> _DESCRIPTION OF THE TASK_
Please write out the complete listing that follows, exactly as it reads.

Records from a dataset:
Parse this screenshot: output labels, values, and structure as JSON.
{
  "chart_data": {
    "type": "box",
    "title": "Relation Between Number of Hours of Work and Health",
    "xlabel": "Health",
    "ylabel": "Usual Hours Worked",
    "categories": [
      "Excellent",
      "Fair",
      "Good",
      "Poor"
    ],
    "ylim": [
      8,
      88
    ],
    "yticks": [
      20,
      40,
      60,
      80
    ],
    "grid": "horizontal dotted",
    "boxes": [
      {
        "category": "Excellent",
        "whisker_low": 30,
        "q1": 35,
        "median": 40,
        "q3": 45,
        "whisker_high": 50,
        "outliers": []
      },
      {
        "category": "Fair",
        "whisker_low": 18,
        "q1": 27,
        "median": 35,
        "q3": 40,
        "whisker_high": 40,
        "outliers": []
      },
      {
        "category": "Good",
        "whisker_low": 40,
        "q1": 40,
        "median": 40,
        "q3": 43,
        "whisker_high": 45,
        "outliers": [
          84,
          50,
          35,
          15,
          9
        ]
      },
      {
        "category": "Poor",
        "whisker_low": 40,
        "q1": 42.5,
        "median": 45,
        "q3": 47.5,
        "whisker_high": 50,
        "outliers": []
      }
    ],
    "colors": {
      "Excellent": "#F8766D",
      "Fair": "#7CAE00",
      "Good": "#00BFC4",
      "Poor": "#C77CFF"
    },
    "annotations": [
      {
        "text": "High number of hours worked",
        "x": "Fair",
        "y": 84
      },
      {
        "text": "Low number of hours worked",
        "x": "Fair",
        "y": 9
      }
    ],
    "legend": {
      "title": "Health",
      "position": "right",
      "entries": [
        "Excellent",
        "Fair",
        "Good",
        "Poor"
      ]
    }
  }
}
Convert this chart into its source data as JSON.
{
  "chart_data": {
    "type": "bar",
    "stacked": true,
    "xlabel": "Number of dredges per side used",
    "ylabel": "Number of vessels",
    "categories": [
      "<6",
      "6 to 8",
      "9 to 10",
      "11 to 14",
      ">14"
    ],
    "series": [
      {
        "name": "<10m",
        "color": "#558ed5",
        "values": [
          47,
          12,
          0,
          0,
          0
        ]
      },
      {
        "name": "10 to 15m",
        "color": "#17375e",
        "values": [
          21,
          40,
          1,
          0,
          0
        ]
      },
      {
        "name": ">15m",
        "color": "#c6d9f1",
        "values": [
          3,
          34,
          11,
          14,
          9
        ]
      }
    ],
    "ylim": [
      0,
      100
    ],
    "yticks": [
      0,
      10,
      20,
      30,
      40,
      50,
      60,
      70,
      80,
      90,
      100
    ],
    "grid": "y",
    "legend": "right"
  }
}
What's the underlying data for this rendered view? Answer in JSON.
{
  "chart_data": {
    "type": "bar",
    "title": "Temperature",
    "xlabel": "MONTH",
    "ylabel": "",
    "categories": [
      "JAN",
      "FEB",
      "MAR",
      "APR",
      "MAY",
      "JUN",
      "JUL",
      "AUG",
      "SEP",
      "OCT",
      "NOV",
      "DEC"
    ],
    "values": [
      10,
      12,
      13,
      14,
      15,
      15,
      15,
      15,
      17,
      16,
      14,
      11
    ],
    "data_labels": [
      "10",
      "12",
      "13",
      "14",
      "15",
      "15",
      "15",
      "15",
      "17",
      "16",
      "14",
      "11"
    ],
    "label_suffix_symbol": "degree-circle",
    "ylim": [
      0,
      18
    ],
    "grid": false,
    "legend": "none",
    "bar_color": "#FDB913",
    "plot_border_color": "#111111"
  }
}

> _EXERCISE ANSWER_
Parse this screenshot: output labels, values, and structure as JSON.
{
  "chart_data": {
    "type": "box",
    "title": "Relation Between Number of Hours of Work and Health",
    "xlabel": "Health",
    "ylabel": "Usual Hours Worked",
    "categories": [
      "Excellent",
      "Fair",
      "Good",
      "Poor"
    ],
    "ylim": [
      8,
      88
    ],
    "yticks": [
      20,
      40,
      60,
      80
    ],
    "grid": "horizontal dotted",
    "boxes": [
      {
        "category": "Excellent",
        "whisker_low": 30,
        "q1": 35,
        "median": 40,
        "q3": 45,
        "whisker_high": 50,
        "outliers": []
      },
      {
        "category": "Fair",
        "whisker_low": 18,
        "q1": 27,
        "median": 35,
        "q3": 40,
        "whisker_high": 40,
        "outliers": []
      },
      {
        "category": "Good",
        "whisker_low": 40,
        "q1": 40,
        "median": 40,
        "q3": 43,
        "whisker_high": 45,
        "outliers": [
          84,
          50,
          35,
          15,
          9
        ]
      },
      {
        "category": "Poor",
        "whisker_low": 40,
        "q1": 42.5,
        "median": 45,
        "q3": 47.5,
        "whisker_high": 50,
        "outliers": []
      }
    ],
    "colors": {
      "Excellent": "#F8766D",
      "Fair": "#7CAE00",
      "Good": "#00BFC4",
      "Poor": "#C77CFF"
    },
    "annotations": [
      {
        "text": "High number of hours worked",
        "x": "Fair",
        "y": 84
      },
      {
        "text": "Low number of hours worked",
        "x": "Fair",
        "y": 9
      }
    ],
    "legend": {
      "title": "Health",
      "position": "right",
      "entries": [
        "Excellent",
        "Fair",
        "Good",
        "Poor"
      ]
    }
  }
}
Convert this chart into its source data as JSON.
{
  "chart_data": {
    "type": "bar",
    "stacked": true,
    "xlabel": "Number of dredges per side used",
    "ylabel": "Number of vessels",
    "categories": [
      "<6",
      "6 to 8",
      "9 to 10",
      "11 to 14",
      ">14"
    ],
    "series": [
      {
        "name": "<10m",
        "color": "#558ed5",
        "values": [
          47,
          12,
          0,
          0,
          0
        ]
      },
      {
        "name": "10 to 15m",
        "color": "#17375e",
        "values": [
          21,
          40,
          1,
          0,
          0
        ]
      },
      {
        "name": ">15m",
        "color": "#c6d9f1",
        "values": [
          3,
          34,
          11,
          14,
          9
        ]
      }
    ],
    "ylim": [
      0,
      100
    ],
    "yticks": [
      0,
      10,
      20,
      30,
      40,
      50,
      60,
      70,
      80,
      90,
      100
    ],
    "grid": "y",
    "legend": "right"
  }
}
What's the underlying data for this rendered view? Answer in JSON.
{
  "chart_data": {
    "type": "bar",
    "title": "Temperature",
    "xlabel": "MONTH",
    "ylabel": "",
    "categories": [
      "JAN",
      "FEB",
      "MAR",
      "APR",
      "MAY",
      "JUN",
      "JUL",
      "AUG",
      "SEP",
      "OCT",
      "NOV",
      "DEC"
    ],
    "values": [
      10,
      12,
      13,
      14,
      15,
      15,
      15,
      15,
      17,
      16,
      14,
      11
    ],
    "data_labels": [
      "10",
      "12",
      "13",
      "14",
      "15",
      "15",
      "15",
      "15",
      "17",
      "16",
      "14",
      "11"
    ],
    "label_suffix_symbol": "degree-circle",
    "ylim": [
      0,
      18
    ],
    "grid": false,
    "legend": "none",
    "bar_color": "#FDB913",
    "plot_border_color": "#111111"
  }
}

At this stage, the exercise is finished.